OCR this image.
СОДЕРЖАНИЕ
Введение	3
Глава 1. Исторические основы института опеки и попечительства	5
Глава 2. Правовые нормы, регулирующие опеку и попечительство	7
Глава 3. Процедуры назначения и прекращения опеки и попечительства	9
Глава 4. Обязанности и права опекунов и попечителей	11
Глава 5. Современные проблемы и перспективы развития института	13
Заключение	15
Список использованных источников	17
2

* Written task
Copy the data above in full, character for character.

* Exercise answer
OCR this image.
СОДЕРЖАНИЕ
Введение	3
Глава 1. Исторические основы института опеки и попечительства	5
Глава 2. Правовые нормы, регулирующие опеку и попечительство	7
Глава 3. Процедуры назначения и прекращения опеки и попечительства	9
Глава 4. Обязанности и права опекунов и попечителей	11
Глава 5. Современные проблемы и перспективы развития института	13
Заключение	15
Список использованных источников	17
2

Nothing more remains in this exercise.